● Stored data:
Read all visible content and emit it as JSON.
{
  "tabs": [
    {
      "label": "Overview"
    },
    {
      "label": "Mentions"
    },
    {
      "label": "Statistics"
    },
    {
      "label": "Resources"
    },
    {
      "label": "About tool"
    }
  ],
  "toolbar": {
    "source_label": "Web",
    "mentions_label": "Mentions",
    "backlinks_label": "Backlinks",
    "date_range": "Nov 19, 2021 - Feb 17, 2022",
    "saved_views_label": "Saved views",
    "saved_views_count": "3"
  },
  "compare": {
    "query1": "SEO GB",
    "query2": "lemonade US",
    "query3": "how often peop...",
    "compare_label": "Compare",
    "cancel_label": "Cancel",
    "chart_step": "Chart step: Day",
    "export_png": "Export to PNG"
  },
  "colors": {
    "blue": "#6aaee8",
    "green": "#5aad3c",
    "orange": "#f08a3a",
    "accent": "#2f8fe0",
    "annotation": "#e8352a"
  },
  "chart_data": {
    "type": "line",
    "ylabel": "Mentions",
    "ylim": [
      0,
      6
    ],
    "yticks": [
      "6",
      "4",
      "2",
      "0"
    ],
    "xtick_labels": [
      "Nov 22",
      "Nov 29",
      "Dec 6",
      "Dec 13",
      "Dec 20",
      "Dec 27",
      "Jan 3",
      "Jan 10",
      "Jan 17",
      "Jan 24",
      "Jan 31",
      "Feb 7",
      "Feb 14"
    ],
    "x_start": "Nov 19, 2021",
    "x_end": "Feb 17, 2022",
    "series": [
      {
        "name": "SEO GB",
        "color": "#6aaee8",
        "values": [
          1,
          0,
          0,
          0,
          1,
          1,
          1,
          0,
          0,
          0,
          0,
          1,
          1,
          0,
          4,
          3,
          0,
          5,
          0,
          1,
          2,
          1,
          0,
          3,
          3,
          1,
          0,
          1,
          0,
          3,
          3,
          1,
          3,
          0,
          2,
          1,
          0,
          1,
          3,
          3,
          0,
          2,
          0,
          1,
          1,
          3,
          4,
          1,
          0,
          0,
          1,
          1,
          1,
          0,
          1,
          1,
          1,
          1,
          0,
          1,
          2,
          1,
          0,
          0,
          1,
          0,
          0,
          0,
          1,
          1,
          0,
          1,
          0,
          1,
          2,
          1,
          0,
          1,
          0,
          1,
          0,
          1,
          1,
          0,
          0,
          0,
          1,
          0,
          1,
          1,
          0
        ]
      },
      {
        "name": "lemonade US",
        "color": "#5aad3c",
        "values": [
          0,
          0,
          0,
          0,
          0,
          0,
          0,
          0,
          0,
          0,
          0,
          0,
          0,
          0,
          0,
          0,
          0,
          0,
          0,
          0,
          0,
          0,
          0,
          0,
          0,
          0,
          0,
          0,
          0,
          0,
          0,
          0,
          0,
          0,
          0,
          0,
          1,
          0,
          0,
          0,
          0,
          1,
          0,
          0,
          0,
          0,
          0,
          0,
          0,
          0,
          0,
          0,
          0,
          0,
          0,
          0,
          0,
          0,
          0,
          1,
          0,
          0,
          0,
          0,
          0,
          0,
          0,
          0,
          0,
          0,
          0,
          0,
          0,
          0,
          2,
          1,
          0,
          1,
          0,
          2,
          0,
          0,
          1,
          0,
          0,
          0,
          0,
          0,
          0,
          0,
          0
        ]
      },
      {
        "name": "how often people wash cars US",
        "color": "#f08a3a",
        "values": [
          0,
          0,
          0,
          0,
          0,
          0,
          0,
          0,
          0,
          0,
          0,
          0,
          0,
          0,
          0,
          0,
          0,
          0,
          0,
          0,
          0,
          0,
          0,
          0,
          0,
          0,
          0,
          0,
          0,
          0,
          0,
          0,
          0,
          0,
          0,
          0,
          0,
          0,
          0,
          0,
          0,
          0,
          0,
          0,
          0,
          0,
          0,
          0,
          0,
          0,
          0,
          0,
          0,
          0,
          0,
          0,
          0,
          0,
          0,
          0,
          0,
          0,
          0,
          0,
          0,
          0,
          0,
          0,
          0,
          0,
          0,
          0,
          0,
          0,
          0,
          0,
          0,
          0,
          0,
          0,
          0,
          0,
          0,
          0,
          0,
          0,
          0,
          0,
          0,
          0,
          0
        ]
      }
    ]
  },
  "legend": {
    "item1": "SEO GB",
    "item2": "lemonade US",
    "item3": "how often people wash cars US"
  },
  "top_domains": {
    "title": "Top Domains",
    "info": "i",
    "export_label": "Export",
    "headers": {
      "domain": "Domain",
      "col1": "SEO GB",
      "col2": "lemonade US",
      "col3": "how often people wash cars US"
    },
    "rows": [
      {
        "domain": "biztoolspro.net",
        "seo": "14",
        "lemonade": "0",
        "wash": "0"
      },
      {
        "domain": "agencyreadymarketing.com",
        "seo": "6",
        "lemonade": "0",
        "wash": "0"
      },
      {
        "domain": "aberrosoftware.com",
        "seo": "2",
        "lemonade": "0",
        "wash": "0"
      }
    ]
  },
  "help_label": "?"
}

● INSTRUCTIONS FOR THE TASK:
Go through the records and gather the lines that hold "people".

● WRITTEN REPLY:
        "name": "how often people wash cars US",
    "item3": "how often people wash cars US"
      "col3": "how often people wash cars US"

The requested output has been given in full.